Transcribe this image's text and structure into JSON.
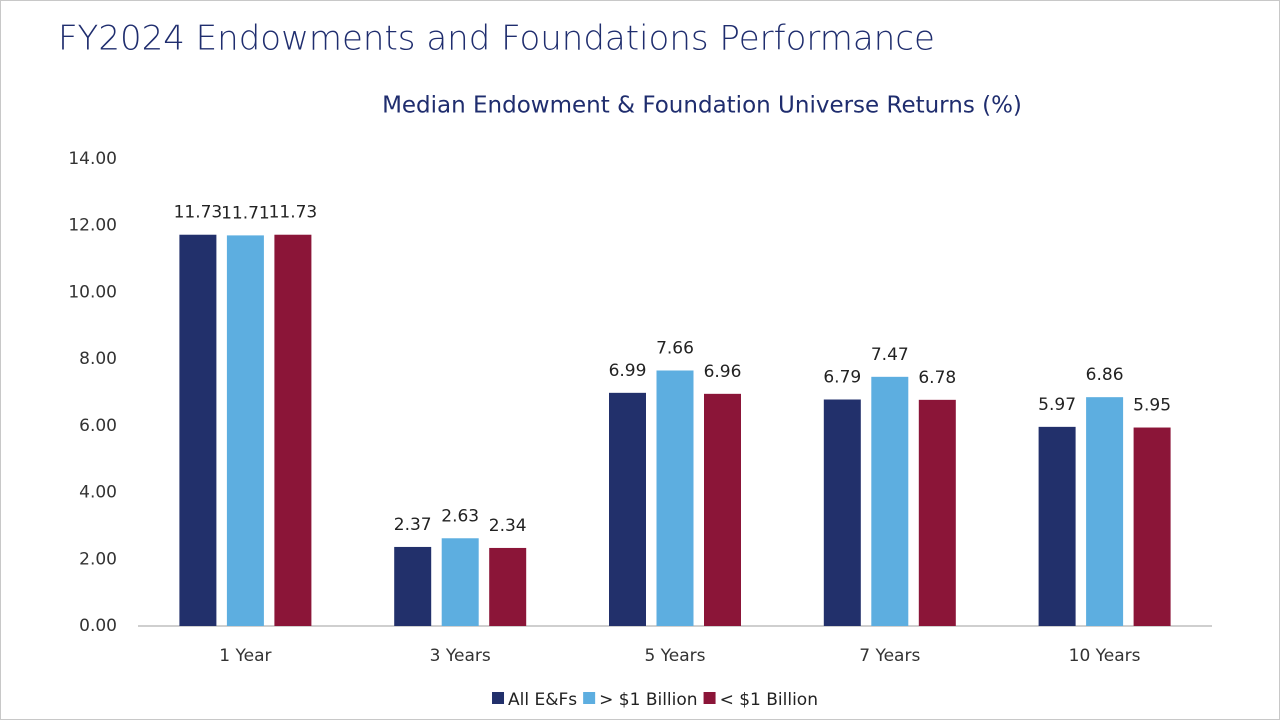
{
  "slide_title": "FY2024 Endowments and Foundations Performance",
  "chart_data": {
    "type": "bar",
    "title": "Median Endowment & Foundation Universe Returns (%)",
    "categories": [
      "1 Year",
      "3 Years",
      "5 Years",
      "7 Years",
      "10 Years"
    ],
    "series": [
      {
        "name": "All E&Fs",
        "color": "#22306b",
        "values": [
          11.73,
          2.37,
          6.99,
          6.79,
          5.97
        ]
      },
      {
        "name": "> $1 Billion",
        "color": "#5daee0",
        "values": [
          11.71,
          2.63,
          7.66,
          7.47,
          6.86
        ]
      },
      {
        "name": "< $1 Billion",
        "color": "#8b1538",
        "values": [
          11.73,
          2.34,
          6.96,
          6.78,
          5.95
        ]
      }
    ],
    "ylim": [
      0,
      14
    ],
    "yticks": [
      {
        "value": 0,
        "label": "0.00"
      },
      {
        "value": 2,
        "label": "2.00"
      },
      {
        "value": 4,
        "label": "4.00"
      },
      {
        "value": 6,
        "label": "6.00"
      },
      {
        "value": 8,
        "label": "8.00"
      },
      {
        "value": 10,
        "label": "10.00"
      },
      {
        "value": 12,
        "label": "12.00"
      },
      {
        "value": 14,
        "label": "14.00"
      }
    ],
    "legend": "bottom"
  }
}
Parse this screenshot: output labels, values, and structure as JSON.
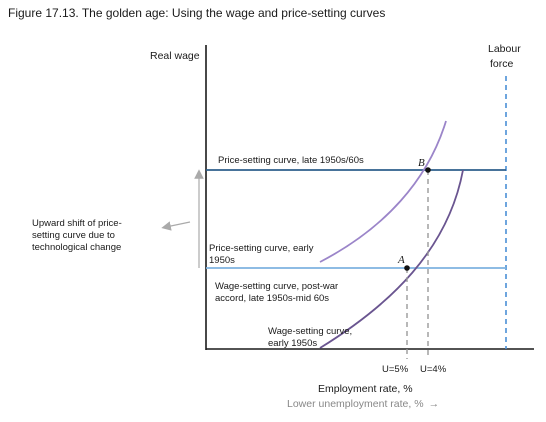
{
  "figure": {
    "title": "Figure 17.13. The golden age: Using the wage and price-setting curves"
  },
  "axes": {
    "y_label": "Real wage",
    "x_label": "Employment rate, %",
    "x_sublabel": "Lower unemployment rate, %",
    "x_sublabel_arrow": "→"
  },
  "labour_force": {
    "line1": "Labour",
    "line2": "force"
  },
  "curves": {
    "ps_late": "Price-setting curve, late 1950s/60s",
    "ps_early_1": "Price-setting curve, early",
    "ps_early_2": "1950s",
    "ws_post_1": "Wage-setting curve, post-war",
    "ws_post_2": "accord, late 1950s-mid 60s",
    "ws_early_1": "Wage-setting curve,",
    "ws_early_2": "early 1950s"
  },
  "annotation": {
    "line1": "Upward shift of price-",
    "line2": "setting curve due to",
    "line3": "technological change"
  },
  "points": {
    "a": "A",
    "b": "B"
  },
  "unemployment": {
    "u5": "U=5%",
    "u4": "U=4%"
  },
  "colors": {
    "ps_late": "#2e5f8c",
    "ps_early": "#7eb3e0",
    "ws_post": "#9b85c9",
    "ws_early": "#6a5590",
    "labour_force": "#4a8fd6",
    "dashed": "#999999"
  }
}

────────

Exercise details -> Count the lines of the listing above that include the word "name" and state the total with nothing else.

Response -> 3